→ **Stored items from a collection**
————

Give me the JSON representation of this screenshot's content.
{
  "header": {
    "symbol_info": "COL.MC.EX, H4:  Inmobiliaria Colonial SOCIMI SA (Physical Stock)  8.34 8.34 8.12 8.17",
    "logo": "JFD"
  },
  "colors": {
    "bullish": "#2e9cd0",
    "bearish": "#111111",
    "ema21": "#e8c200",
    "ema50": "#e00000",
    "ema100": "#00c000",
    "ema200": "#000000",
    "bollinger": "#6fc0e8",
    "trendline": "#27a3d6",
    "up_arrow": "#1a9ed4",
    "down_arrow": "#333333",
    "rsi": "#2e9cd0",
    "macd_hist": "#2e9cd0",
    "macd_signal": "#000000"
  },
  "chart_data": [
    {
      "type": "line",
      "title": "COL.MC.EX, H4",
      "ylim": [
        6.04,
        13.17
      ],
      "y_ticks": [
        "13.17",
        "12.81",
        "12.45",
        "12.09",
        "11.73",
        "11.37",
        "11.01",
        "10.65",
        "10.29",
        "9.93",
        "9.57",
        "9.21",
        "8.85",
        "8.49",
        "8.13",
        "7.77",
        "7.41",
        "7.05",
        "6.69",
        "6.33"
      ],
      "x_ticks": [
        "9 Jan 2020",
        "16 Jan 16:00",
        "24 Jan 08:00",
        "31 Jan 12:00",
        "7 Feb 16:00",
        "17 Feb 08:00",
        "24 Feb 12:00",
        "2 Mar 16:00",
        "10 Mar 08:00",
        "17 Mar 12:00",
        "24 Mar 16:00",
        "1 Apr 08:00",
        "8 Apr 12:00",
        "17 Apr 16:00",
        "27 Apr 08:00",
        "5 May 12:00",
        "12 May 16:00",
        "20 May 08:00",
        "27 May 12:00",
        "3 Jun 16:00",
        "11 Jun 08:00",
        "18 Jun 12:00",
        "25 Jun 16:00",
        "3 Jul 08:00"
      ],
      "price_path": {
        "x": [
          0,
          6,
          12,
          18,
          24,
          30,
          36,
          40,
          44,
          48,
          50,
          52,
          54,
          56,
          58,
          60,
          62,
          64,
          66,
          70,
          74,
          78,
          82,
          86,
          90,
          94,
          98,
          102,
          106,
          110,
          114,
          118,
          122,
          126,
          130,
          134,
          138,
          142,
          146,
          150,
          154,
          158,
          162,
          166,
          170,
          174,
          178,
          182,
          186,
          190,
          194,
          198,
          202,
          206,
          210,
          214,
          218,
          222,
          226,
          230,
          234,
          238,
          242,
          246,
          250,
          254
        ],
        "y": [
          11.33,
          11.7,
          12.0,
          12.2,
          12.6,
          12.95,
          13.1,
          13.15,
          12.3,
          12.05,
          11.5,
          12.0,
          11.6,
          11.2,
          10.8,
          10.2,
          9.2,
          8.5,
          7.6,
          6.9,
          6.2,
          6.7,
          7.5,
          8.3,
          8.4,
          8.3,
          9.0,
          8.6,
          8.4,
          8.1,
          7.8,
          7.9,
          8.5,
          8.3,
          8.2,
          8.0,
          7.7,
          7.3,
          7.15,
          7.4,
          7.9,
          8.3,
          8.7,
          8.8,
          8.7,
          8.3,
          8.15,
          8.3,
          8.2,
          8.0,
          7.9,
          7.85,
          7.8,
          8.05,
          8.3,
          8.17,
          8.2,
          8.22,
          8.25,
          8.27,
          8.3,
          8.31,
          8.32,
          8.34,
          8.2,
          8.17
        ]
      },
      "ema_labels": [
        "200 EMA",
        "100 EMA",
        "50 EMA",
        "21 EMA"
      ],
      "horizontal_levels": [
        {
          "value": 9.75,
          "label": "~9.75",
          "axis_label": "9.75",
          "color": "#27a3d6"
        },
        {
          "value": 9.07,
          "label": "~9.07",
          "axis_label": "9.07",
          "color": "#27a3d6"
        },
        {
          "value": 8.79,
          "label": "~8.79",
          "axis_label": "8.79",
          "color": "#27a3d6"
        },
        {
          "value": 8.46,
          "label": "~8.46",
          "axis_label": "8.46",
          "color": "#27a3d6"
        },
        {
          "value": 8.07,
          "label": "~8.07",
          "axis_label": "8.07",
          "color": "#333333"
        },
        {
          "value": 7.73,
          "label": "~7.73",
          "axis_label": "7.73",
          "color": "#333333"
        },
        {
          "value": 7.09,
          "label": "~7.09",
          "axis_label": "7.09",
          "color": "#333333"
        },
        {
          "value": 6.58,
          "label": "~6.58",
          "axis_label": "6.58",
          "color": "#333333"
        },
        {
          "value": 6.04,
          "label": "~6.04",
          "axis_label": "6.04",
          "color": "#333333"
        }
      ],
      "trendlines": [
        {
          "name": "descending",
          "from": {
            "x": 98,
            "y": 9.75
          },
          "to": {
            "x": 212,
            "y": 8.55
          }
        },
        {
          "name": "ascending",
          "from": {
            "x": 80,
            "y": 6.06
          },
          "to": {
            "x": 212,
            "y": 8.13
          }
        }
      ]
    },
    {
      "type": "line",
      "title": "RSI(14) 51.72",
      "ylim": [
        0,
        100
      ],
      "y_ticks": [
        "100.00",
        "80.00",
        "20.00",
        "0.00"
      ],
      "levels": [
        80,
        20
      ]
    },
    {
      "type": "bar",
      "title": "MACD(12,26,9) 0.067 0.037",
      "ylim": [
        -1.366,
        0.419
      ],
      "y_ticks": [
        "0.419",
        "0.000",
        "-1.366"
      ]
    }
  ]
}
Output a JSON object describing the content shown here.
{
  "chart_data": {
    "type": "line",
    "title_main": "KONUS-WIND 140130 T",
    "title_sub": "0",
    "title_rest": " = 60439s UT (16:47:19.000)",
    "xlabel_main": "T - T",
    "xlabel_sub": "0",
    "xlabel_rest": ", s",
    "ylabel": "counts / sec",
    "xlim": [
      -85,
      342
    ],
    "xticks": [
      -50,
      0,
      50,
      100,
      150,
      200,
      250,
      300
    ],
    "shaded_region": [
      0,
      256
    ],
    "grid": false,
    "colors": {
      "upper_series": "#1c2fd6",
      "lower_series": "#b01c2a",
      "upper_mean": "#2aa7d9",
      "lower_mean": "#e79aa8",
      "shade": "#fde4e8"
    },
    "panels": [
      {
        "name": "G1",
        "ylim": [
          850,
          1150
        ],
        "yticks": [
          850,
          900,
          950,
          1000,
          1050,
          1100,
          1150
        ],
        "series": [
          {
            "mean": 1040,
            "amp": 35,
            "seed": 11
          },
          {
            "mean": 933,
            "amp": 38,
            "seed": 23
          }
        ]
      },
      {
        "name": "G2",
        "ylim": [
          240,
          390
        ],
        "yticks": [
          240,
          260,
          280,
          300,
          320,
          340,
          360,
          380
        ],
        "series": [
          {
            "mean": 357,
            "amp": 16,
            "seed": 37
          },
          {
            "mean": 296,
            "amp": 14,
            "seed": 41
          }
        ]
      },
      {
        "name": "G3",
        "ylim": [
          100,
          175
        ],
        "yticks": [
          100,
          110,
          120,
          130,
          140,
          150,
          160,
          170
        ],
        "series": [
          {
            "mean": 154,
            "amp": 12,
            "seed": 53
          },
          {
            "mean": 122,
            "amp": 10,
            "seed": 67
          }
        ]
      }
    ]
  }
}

————

→ **The task**
Extract from the material all lines containing the string "JSON".

→ **Task solution**
Give me the JSON representation of this screenshot's content.
Output a JSON object describing the content shown here.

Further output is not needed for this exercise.